■ DATA SUPPLIED
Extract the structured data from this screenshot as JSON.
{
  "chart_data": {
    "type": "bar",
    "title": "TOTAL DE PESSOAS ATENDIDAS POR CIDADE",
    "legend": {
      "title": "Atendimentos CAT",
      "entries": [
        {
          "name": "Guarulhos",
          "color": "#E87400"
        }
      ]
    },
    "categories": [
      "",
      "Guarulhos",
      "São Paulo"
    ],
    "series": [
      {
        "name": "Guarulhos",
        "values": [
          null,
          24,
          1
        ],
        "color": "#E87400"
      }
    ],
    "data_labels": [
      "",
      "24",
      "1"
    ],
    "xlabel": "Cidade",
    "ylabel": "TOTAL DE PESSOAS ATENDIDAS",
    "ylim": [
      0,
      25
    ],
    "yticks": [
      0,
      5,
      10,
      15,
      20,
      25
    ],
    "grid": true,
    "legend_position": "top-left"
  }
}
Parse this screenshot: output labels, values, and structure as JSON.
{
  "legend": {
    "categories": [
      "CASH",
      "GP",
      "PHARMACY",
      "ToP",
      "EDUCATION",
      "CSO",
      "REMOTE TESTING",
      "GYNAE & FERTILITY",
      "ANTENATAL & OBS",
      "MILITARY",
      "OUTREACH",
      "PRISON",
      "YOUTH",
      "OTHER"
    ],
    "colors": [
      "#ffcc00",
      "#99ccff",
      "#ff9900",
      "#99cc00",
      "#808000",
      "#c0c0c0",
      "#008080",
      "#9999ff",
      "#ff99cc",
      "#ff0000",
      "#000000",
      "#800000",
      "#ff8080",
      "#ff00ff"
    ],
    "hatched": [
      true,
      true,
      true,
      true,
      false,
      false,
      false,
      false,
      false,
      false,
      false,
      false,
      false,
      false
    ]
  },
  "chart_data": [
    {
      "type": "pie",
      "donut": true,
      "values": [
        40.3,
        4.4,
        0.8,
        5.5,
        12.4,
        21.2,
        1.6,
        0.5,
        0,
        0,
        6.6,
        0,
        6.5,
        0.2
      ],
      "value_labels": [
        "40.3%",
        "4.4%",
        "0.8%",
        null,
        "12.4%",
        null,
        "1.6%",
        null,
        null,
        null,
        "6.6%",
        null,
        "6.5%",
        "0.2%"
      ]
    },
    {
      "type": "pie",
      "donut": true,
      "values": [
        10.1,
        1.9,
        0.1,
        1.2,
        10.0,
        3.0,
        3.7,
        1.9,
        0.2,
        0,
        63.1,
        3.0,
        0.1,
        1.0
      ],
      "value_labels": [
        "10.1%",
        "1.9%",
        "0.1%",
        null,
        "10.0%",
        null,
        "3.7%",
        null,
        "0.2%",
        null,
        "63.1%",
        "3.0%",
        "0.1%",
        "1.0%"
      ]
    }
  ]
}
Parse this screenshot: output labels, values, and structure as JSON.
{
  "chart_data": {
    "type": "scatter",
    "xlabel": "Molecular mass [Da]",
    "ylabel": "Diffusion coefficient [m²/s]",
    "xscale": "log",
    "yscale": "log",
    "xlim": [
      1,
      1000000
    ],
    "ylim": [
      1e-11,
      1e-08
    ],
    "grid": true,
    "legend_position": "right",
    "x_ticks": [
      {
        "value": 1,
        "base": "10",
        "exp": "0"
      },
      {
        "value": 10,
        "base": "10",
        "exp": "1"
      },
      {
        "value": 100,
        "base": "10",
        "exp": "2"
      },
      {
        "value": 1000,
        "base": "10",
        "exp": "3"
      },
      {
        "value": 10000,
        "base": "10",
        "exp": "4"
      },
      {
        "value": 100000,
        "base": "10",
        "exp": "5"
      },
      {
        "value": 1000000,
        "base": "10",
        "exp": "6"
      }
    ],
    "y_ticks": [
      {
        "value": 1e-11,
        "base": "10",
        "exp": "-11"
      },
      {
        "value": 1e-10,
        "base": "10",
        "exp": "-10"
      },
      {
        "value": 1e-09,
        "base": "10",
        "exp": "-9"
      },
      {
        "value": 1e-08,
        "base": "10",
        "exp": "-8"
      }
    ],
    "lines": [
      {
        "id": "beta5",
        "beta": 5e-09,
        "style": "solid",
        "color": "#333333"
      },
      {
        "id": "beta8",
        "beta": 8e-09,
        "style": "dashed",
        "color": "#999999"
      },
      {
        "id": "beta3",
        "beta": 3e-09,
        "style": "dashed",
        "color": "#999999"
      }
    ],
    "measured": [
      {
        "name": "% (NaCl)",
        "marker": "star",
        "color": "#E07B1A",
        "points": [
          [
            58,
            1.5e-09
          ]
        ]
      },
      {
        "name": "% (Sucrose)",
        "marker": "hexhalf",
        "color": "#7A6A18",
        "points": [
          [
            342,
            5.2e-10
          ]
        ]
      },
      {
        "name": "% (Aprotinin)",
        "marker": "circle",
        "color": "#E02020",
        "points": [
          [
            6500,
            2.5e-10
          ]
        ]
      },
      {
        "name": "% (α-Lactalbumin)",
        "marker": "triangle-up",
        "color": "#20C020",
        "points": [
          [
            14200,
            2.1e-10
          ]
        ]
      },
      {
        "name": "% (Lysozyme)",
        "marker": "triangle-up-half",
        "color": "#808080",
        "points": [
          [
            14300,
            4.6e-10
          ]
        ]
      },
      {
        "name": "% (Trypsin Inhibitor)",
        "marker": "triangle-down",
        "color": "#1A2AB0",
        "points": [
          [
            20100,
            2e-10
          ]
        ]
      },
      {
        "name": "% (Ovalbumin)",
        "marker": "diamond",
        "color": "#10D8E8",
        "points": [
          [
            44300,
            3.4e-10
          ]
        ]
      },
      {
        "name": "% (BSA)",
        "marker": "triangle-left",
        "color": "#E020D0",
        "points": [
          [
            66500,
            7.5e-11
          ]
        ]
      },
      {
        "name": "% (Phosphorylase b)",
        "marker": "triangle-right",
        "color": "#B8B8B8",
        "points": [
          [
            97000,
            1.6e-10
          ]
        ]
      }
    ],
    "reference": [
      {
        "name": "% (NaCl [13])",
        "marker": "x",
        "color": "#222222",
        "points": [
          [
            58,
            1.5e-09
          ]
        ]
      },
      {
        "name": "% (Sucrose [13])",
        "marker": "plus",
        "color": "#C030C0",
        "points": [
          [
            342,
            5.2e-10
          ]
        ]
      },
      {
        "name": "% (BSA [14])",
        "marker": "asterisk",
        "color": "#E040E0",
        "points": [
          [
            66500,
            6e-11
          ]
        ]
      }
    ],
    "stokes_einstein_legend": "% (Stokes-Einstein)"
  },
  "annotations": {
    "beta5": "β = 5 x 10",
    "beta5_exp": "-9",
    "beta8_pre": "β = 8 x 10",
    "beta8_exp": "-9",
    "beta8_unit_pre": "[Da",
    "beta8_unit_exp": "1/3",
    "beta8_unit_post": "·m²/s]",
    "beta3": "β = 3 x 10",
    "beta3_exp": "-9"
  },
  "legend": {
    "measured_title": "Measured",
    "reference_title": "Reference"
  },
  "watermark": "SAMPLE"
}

■ YOUR INSTRUCTIONS
Retype the whole listing above exactly.

■ RESULT
Extract the structured data from this screenshot as JSON.
{
  "chart_data": {
    "type": "bar",
    "title": "TOTAL DE PESSOAS ATENDIDAS POR CIDADE",
    "legend": {
      "title": "Atendimentos CAT",
      "entries": [
        {
          "name": "Guarulhos",
          "color": "#E87400"
        }
      ]
    },
    "categories": [
      "",
      "Guarulhos",
      "São Paulo"
    ],
    "series": [
      {
        "name": "Guarulhos",
        "values": [
          null,
          24,
          1
        ],
        "color": "#E87400"
      }
    ],
    "data_labels": [
      "",
      "24",
      "1"
    ],
    "xlabel": "Cidade",
    "ylabel": "TOTAL DE PESSOAS ATENDIDAS",
    "ylim": [
      0,
      25
    ],
    "yticks": [
      0,
      5,
      10,
      15,
      20,
      25
    ],
    "grid": true,
    "legend_position": "top-left"
  }
}
Parse this screenshot: output labels, values, and structure as JSON.
{
  "legend": {
    "categories": [
      "CASH",
      "GP",
      "PHARMACY",
      "ToP",
      "EDUCATION",
      "CSO",
      "REMOTE TESTING",
      "GYNAE & FERTILITY",
      "ANTENATAL & OBS",
      "MILITARY",
      "OUTREACH",
      "PRISON",
      "YOUTH",
      "OTHER"
    ],
    "colors": [
      "#ffcc00",
      "#99ccff",
      "#ff9900",
      "#99cc00",
      "#808000",
      "#c0c0c0",
      "#008080",
      "#9999ff",
      "#ff99cc",
      "#ff0000",
      "#000000",
      "#800000",
      "#ff8080",
      "#ff00ff"
    ],
    "hatched": [
      true,
      true,
      true,
      true,
      false,
      false,
      false,
      false,
      false,
      false,
      false,
      false,
      false,
      false
    ]
  },
  "chart_data": [
    {
      "type": "pie",
      "donut": true,
      "values": [
        40.3,
        4.4,
        0.8,
        5.5,
        12.4,
        21.2,
        1.6,
        0.5,
        0,
        0,
        6.6,
        0,
        6.5,
        0.2
      ],
      "value_labels": [
        "40.3%",
        "4.4%",
        "0.8%",
        null,
        "12.4%",
        null,
        "1.6%",
        null,
        null,
        null,
        "6.6%",
        null,
        "6.5%",
        "0.2%"
      ]
    },
    {
      "type": "pie",
      "donut": true,
      "values": [
        10.1,
        1.9,
        0.1,
        1.2,
        10.0,
        3.0,
        3.7,
        1.9,
        0.2,
        0,
        63.1,
        3.0,
        0.1,
        1.0
      ],
      "value_labels": [
        "10.1%",
        "1.9%",
        "0.1%",
        null,
        "10.0%",
        null,
        "3.7%",
        null,
        "0.2%",
        null,
        "63.1%",
        "3.0%",
        "0.1%",
        "1.0%"
      ]
    }
  ]
}
Parse this screenshot: output labels, values, and structure as JSON.
{
  "chart_data": {
    "type": "scatter",
    "xlabel": "Molecular mass [Da]",
    "ylabel": "Diffusion coefficient [m²/s]",
    "xscale": "log",
    "yscale": "log",
    "xlim": [
      1,
      1000000
    ],
    "ylim": [
      1e-11,
      1e-08
    ],
    "grid": true,
    "legend_position": "right",
    "x_ticks": [
      {
        "value": 1,
        "base": "10",
        "exp": "0"
      },
      {
        "value": 10,
        "base": "10",
        "exp": "1"
      },
      {
        "value": 100,
        "base": "10",
        "exp": "2"
      },
      {
        "value": 1000,
        "base": "10",
        "exp": "3"
      },
      {
        "value": 10000,
        "base": "10",
        "exp": "4"
      },
      {
        "value": 100000,
        "base": "10",
        "exp": "5"
      },
      {
        "value": 1000000,
        "base": "10",
        "exp": "6"
      }
    ],
    "y_ticks": [
      {
        "value": 1e-11,
        "base": "10",
        "exp": "-11"
      },
      {
        "value": 1e-10,
        "base": "10",
        "exp": "-10"
      },
      {
        "value": 1e-09,
        "base": "10",
        "exp": "-9"
      },
      {
        "value": 1e-08,
        "base": "10",
        "exp": "-8"
      }
    ],
    "lines": [
      {
        "id": "beta5",
        "beta": 5e-09,
        "style": "solid",
        "color": "#333333"
      },
      {
        "id": "beta8",
        "beta": 8e-09,
        "style": "dashed",
        "color": "#999999"
      },
      {
        "id": "beta3",
        "beta": 3e-09,
        "style": "dashed",
        "color": "#999999"
      }
    ],
    "measured": [
      {
        "name": "% (NaCl)",
        "marker": "star",
        "color": "#E07B1A",
        "points": [
          [
            58,
            1.5e-09
          ]
        ]
      },
      {
        "name": "% (Sucrose)",
        "marker": "hexhalf",
        "color": "#7A6A18",
        "points": [
          [
            342,
            5.2e-10
          ]
        ]
      },
      {
        "name": "% (Aprotinin)",
        "marker": "circle",
        "color": "#E02020",
        "points": [
          [
            6500,
            2.5e-10
          ]
        ]
      },
      {
        "name": "% (α-Lactalbumin)",
        "marker": "triangle-up",
        "color": "#20C020",
        "points": [
          [
            14200,
            2.1e-10
          ]
        ]
      },
      {
        "name": "% (Lysozyme)",
        "marker": "triangle-up-half",
        "color": "#808080",
        "points": [
          [
            14300,
            4.6e-10
          ]
        ]
      },
      {
        "name": "% (Trypsin Inhibitor)",
        "marker": "triangle-down",
        "color": "#1A2AB0",
        "points": [
          [
            20100,
            2e-10
          ]
        ]
      },
      {
        "name": "% (Ovalbumin)",
        "marker": "diamond",
        "color": "#10D8E8",
        "points": [
          [
            44300,
            3.4e-10
          ]
        ]
      },
      {
        "name": "% (BSA)",
        "marker": "triangle-left",
        "color": "#E020D0",
        "points": [
          [
            66500,
            7.5e-11
          ]
        ]
      },
      {
        "name": "% (Phosphorylase b)",
        "marker": "triangle-right",
        "color": "#B8B8B8",
        "points": [
          [
            97000,
            1.6e-10
          ]
        ]
      }
    ],
    "reference": [
      {
        "name": "% (NaCl [13])",
        "marker": "x",
        "color": "#222222",
        "points": [
          [
            58,
            1.5e-09
          ]
        ]
      },
      {
        "name": "% (Sucrose [13])",
        "marker": "plus",
        "color": "#C030C0",
        "points": [
          [
            342,
            5.2e-10
          ]
        ]
      },
      {
        "name": "% (BSA [14])",
        "marker": "asterisk",
        "color": "#E040E0",
        "points": [
          [
            66500,
            6e-11
          ]
        ]
      }
    ],
    "stokes_einstein_legend": "% (Stokes-Einstein)"
  },
  "annotations": {
    "beta5": "β = 5 x 10",
    "beta5_exp": "-9",
    "beta8_pre": "β = 8 x 10",
    "beta8_exp": "-9",
    "beta8_unit_pre": "[Da",
    "beta8_unit_exp": "1/3",
    "beta8_unit_post": "·m²/s]",
    "beta3": "β = 3 x 10",
    "beta3_exp": "-9"
  },
  "legend": {
    "measured_title": "Measured",
    "reference_title": "Reference"
  },
  "watermark": "SAMPLE"
}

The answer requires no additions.